[Chart and figure data]
:::::

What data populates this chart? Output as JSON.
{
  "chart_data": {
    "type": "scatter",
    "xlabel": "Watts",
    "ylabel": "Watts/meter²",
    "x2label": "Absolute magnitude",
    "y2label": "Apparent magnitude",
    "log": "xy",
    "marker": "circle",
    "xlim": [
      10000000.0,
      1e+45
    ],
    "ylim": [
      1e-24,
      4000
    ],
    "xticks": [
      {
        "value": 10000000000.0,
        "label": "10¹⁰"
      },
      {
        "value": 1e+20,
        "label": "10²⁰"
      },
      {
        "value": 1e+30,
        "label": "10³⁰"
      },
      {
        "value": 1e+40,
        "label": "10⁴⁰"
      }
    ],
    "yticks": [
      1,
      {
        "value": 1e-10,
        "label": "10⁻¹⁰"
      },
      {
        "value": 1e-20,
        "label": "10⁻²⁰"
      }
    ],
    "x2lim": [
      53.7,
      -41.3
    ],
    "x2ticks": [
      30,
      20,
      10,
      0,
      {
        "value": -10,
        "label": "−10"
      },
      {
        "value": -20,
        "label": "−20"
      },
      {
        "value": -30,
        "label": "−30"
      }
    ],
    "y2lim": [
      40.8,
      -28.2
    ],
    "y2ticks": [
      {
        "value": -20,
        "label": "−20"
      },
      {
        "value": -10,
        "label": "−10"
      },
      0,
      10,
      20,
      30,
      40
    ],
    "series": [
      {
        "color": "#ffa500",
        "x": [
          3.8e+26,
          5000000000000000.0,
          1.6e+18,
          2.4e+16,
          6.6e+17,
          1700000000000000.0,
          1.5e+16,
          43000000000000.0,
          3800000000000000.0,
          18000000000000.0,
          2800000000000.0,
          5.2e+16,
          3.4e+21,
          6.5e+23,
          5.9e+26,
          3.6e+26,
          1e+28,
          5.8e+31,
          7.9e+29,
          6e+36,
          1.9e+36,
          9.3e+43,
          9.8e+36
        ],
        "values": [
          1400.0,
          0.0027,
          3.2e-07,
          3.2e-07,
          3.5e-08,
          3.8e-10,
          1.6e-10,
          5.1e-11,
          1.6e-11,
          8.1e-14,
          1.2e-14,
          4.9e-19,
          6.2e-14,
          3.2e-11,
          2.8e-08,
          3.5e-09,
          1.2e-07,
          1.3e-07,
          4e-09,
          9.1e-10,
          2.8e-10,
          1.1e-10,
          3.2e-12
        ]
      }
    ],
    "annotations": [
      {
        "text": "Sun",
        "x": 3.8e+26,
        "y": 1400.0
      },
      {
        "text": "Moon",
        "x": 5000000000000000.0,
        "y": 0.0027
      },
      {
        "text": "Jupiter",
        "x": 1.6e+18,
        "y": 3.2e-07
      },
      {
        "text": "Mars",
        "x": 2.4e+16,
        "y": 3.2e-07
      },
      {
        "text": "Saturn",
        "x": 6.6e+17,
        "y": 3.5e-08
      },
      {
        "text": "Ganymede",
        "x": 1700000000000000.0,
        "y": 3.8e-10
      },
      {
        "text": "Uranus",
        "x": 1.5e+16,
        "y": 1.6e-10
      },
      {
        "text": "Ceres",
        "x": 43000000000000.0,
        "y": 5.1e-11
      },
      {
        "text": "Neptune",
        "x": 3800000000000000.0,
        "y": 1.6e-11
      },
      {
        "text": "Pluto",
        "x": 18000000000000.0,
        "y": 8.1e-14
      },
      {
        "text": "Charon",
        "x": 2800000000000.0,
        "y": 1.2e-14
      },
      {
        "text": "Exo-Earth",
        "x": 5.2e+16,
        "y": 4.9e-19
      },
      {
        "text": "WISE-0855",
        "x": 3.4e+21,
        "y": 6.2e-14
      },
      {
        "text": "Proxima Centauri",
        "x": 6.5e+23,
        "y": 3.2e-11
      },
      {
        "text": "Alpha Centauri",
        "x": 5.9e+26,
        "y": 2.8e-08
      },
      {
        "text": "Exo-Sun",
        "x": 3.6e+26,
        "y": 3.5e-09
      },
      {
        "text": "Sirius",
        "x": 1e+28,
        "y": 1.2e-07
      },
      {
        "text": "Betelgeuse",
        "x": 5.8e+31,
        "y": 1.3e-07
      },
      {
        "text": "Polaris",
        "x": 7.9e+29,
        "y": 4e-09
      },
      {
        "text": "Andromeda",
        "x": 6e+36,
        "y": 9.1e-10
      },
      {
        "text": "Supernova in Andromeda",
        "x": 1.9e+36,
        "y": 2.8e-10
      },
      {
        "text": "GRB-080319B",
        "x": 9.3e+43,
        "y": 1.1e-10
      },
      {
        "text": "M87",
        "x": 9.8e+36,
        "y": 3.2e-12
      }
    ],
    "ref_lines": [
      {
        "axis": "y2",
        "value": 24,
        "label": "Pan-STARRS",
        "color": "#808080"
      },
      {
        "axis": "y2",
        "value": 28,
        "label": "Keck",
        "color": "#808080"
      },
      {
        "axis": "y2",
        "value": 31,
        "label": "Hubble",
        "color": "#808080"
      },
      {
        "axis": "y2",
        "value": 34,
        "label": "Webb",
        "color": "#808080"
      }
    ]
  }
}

:::::

[Exercise goal] Copy all of the data exactly.

[Finished task]
What data populates this chart? Output as JSON.
{
  "chart_data": {
    "type": "scatter",
    "xlabel": "Watts",
    "ylabel": "Watts/meter²",
    "x2label": "Absolute magnitude",
    "y2label": "Apparent magnitude",
    "log": "xy",
    "marker": "circle",
    "xlim": [
      10000000.0,
      1e+45
    ],
    "ylim": [
      1e-24,
      4000
    ],
    "xticks": [
      {
        "value": 10000000000.0,
        "label": "10¹⁰"
      },
      {
        "value": 1e+20,
        "label": "10²⁰"
      },
      {
        "value": 1e+30,
        "label": "10³⁰"
      },
      {
        "value": 1e+40,
        "label": "10⁴⁰"
      }
    ],
    "yticks": [
      1,
      {
        "value": 1e-10,
        "label": "10⁻¹⁰"
      },
      {
        "value": 1e-20,
        "label": "10⁻²⁰"
      }
    ],
    "x2lim": [
      53.7,
      -41.3
    ],
    "x2ticks": [
      30,
      20,
      10,
      0,
      {
        "value": -10,
        "label": "−10"
      },
      {
        "value": -20,
        "label": "−20"
      },
      {
        "value": -30,
        "label": "−30"
      }
    ],
    "y2lim": [
      40.8,
      -28.2
    ],
    "y2ticks": [
      {
        "value": -20,
        "label": "−20"
      },
      {
        "value": -10,
        "label": "−10"
      },
      0,
      10,
      20,
      30,
      40
    ],
    "series": [
      {
        "color": "#ffa500",
        "x": [
          3.8e+26,
          5000000000000000.0,
          1.6e+18,
          2.4e+16,
          6.6e+17,
          1700000000000000.0,
          1.5e+16,
          43000000000000.0,
          3800000000000000.0,
          18000000000000.0,
          2800000000000.0,
          5.2e+16,
          3.4e+21,
          6.5e+23,
          5.9e+26,
          3.6e+26,
          1e+28,
          5.8e+31,
          7.9e+29,
          6e+36,
          1.9e+36,
          9.3e+43,
          9.8e+36
        ],
        "values": [
          1400.0,
          0.0027,
          3.2e-07,
          3.2e-07,
          3.5e-08,
          3.8e-10,
          1.6e-10,
          5.1e-11,
          1.6e-11,
          8.1e-14,
          1.2e-14,
          4.9e-19,
          6.2e-14,
          3.2e-11,
          2.8e-08,
          3.5e-09,
          1.2e-07,
          1.3e-07,
          4e-09,
          9.1e-10,
          2.8e-10,
          1.1e-10,
          3.2e-12
        ]
      }
    ],
    "annotations": [
      {
        "text": "Sun",
        "x": 3.8e+26,
        "y": 1400.0
      },
      {
        "text": "Moon",
        "x": 5000000000000000.0,
        "y": 0.0027
      },
      {
        "text": "Jupiter",
        "x": 1.6e+18,
        "y": 3.2e-07
      },
      {
        "text": "Mars",
        "x": 2.4e+16,
        "y": 3.2e-07
      },
      {
        "text": "Saturn",
        "x": 6.6e+17,
        "y": 3.5e-08
      },
      {
        "text": "Ganymede",
        "x": 1700000000000000.0,
        "y": 3.8e-10
      },
      {
        "text": "Uranus",
        "x": 1.5e+16,
        "y": 1.6e-10
      },
      {
        "text": "Ceres",
        "x": 43000000000000.0,
        "y": 5.1e-11
      },
      {
        "text": "Neptune",
        "x": 3800000000000000.0,
        "y": 1.6e-11
      },
      {
        "text": "Pluto",
        "x": 18000000000000.0,
        "y": 8.1e-14
      },
      {
        "text": "Charon",
        "x": 2800000000000.0,
        "y": 1.2e-14
      },
      {
        "text": "Exo-Earth",
        "x": 5.2e+16,
        "y": 4.9e-19
      },
      {
        "text": "WISE-0855",
        "x": 3.4e+21,
        "y": 6.2e-14
      },
      {
        "text": "Proxima Centauri",
        "x": 6.5e+23,
        "y": 3.2e-11
      },
      {
        "text": "Alpha Centauri",
        "x": 5.9e+26,
        "y": 2.8e-08
      },
      {
        "text": "Exo-Sun",
        "x": 3.6e+26,
        "y": 3.5e-09
      },
      {
        "text": "Sirius",
        "x": 1e+28,
        "y": 1.2e-07
      },
      {
        "text": "Betelgeuse",
        "x": 5.8e+31,
        "y": 1.3e-07
      },
      {
        "text": "Polaris",
        "x": 7.9e+29,
        "y": 4e-09
      },
      {
        "text": "Andromeda",
        "x": 6e+36,
        "y": 9.1e-10
      },
      {
        "text": "Supernova in Andromeda",
        "x": 1.9e+36,
        "y": 2.8e-10
      },
      {
        "text": "GRB-080319B",
        "x": 9.3e+43,
        "y": 1.1e-10
      },
      {
        "text": "M87",
        "x": 9.8e+36,
        "y": 3.2e-12
      }
    ],
    "ref_lines": [
      {
        "axis": "y2",
        "value": 24,
        "label": "Pan-STARRS",
        "color": "#808080"
      },
      {
        "axis": "y2",
        "value": 28,
        "label": "Keck",
        "color": "#808080"
      },
      {
        "axis": "y2",
        "value": 31,
        "label": "Hubble",
        "color": "#808080"
      },
      {
        "axis": "y2",
        "value": 34,
        "label": "Webb",
        "color": "#808080"
      }
    ]
  }
}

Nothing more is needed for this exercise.